▸ **Exercise goal**: Output an exact reproduction of the data.

▸ **Input for this task**:
━━━━
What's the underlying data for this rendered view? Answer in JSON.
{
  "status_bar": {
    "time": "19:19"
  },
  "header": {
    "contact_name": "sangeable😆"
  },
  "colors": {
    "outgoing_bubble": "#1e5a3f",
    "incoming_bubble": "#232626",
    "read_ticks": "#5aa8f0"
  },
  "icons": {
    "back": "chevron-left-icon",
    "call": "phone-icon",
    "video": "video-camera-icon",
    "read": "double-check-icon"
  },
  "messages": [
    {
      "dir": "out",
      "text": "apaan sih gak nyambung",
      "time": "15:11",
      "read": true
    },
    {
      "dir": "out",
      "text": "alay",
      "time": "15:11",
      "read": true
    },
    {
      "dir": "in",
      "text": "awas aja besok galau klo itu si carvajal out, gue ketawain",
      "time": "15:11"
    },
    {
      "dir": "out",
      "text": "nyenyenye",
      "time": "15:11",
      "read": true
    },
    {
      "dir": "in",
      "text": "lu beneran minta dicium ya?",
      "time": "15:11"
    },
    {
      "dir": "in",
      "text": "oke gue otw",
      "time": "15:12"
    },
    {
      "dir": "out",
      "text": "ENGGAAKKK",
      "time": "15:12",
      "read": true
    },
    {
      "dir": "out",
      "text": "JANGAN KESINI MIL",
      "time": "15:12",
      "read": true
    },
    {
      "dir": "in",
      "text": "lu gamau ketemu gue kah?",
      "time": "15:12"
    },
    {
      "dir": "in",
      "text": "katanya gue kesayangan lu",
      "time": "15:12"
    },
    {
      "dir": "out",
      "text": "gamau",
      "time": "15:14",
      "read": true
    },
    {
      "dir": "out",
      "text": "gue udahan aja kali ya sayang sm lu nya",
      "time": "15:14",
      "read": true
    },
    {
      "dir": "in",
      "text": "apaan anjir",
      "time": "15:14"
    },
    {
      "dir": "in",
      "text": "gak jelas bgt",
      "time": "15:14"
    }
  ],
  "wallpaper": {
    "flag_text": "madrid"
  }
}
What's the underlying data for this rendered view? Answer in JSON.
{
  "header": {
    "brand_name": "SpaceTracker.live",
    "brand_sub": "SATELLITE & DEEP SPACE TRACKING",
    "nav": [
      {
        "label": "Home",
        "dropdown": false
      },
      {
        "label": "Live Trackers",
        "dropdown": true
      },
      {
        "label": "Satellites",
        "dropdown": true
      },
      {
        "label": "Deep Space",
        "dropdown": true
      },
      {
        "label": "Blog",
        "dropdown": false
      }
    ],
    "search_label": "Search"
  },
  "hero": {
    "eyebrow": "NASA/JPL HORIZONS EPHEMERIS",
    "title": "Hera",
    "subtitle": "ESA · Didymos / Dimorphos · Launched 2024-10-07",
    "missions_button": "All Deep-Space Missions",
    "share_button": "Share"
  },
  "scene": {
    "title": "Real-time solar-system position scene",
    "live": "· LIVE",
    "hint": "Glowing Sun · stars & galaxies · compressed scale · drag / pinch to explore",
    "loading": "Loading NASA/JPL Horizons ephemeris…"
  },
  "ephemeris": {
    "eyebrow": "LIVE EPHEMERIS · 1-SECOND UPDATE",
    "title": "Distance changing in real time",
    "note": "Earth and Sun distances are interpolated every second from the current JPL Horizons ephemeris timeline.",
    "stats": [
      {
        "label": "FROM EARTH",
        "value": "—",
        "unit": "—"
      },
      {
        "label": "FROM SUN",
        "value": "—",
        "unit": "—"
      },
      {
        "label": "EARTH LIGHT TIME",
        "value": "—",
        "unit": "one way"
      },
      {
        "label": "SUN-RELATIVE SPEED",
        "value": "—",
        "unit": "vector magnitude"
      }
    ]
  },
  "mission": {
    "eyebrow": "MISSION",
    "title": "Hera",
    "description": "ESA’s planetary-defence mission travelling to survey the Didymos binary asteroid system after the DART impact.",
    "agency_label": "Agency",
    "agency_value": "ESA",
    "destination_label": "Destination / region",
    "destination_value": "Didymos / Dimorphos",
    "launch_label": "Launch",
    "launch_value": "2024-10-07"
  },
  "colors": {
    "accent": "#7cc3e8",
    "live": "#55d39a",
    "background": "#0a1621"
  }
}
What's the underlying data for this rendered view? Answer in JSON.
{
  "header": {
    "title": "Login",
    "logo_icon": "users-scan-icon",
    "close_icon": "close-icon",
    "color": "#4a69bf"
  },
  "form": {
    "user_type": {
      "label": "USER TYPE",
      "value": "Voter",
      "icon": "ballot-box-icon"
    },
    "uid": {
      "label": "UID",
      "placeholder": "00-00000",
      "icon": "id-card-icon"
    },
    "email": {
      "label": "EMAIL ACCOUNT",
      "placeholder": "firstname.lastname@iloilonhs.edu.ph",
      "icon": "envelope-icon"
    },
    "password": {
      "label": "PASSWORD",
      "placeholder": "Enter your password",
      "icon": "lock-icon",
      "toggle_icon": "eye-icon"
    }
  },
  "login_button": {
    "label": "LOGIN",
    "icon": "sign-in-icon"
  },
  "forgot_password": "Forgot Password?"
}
━━━━
▸ **Result of this task**:
What's the underlying data for this rendered view? Answer in JSON.
{
  "status_bar": {
    "time": "19:19"
  },
  "header": {
    "contact_name": "sangeable😆"
  },
  "colors": {
    "outgoing_bubble": "#1e5a3f",
    "incoming_bubble": "#232626",
    "read_ticks": "#5aa8f0"
  },
  "icons": {
    "back": "chevron-left-icon",
    "call": "phone-icon",
    "video": "video-camera-icon",
    "read": "double-check-icon"
  },
  "messages": [
    {
      "dir": "out",
      "text": "apaan sih gak nyambung",
      "time": "15:11",
      "read": true
    },
    {
      "dir": "out",
      "text": "alay",
      "time": "15:11",
      "read": true
    },
    {
      "dir": "in",
      "text": "awas aja besok galau klo itu si carvajal out, gue ketawain",
      "time": "15:11"
    },
    {
      "dir": "out",
      "text": "nyenyenye",
      "time": "15:11",
      "read": true
    },
    {
      "dir": "in",
      "text": "lu beneran minta dicium ya?",
      "time": "15:11"
    },
    {
      "dir": "in",
      "text": "oke gue otw",
      "time": "15:12"
    },
    {
      "dir": "out",
      "text": "ENGGAAKKK",
      "time": "15:12",
      "read": true
    },
    {
      "dir": "out",
      "text": "JANGAN KESINI MIL",
      "time": "15:12",
      "read": true
    },
    {
      "dir": "in",
      "text": "lu gamau ketemu gue kah?",
      "time": "15:12"
    },
    {
      "dir": "in",
      "text": "katanya gue kesayangan lu",
      "time": "15:12"
    },
    {
      "dir": "out",
      "text": "gamau",
      "time": "15:14",
      "read": true
    },
    {
      "dir": "out",
      "text": "gue udahan aja kali ya sayang sm lu nya",
      "time": "15:14",
      "read": true
    },
    {
      "dir": "in",
      "text": "apaan anjir",
      "time": "15:14"
    },
    {
      "dir": "in",
      "text": "gak jelas bgt",
      "time": "15:14"
    }
  ],
  "wallpaper": {
    "flag_text": "madrid"
  }
}
What's the underlying data for this rendered view? Answer in JSON.
{
  "header": {
    "brand_name": "SpaceTracker.live",
    "brand_sub": "SATELLITE & DEEP SPACE TRACKING",
    "nav": [
      {
        "label": "Home",
        "dropdown": false
      },
      {
        "label": "Live Trackers",
        "dropdown": true
      },
      {
        "label": "Satellites",
        "dropdown": true
      },
      {
        "label": "Deep Space",
        "dropdown": true
      },
      {
        "label": "Blog",
        "dropdown": false
      }
    ],
    "search_label": "Search"
  },
  "hero": {
    "eyebrow": "NASA/JPL HORIZONS EPHEMERIS",
    "title": "Hera",
    "subtitle": "ESA · Didymos / Dimorphos · Launched 2024-10-07",
    "missions_button": "All Deep-Space Missions",
    "share_button": "Share"
  },
  "scene": {
    "title": "Real-time solar-system position scene",
    "live": "· LIVE",
    "hint": "Glowing Sun · stars & galaxies · compressed scale · drag / pinch to explore",
    "loading": "Loading NASA/JPL Horizons ephemeris…"
  },
  "ephemeris": {
    "eyebrow": "LIVE EPHEMERIS · 1-SECOND UPDATE",
    "title": "Distance changing in real time",
    "note": "Earth and Sun distances are interpolated every second from the current JPL Horizons ephemeris timeline.",
    "stats": [
      {
        "label": "FROM EARTH",
        "value": "—",
        "unit": "—"
      },
      {
        "label": "FROM SUN",
        "value": "—",
        "unit": "—"
      },
      {
        "label": "EARTH LIGHT TIME",
        "value": "—",
        "unit": "one way"
      },
      {
        "label": "SUN-RELATIVE SPEED",
        "value": "—",
        "unit": "vector magnitude"
      }
    ]
  },
  "mission": {
    "eyebrow": "MISSION",
    "title": "Hera",
    "description": "ESA’s planetary-defence mission travelling to survey the Didymos binary asteroid system after the DART impact.",
    "agency_label": "Agency",
    "agency_value": "ESA",
    "destination_label": "Destination / region",
    "destination_value": "Didymos / Dimorphos",
    "launch_label": "Launch",
    "launch_value": "2024-10-07"
  },
  "colors": {
    "accent": "#7cc3e8",
    "live": "#55d39a",
    "background": "#0a1621"
  }
}
What's the underlying data for this rendered view? Answer in JSON.
{
  "header": {
    "title": "Login",
    "logo_icon": "users-scan-icon",
    "close_icon": "close-icon",
    "color": "#4a69bf"
  },
  "form": {
    "user_type": {
      "label": "USER TYPE",
      "value": "Voter",
      "icon": "ballot-box-icon"
    },
    "uid": {
      "label": "UID",
      "placeholder": "00-00000",
      "icon": "id-card-icon"
    },
    "email": {
      "label": "EMAIL ACCOUNT",
      "placeholder": "firstname.lastname@iloilonhs.edu.ph",
      "icon": "envelope-icon"
    },
    "password": {
      "label": "PASSWORD",
      "placeholder": "Enter your password",
      "icon": "lock-icon",
      "toggle_icon": "eye-icon"
    }
  },
  "login_button": {
    "label": "LOGIN",
    "icon": "sign-in-icon"
  },
  "forgot_password": "Forgot Password?"
}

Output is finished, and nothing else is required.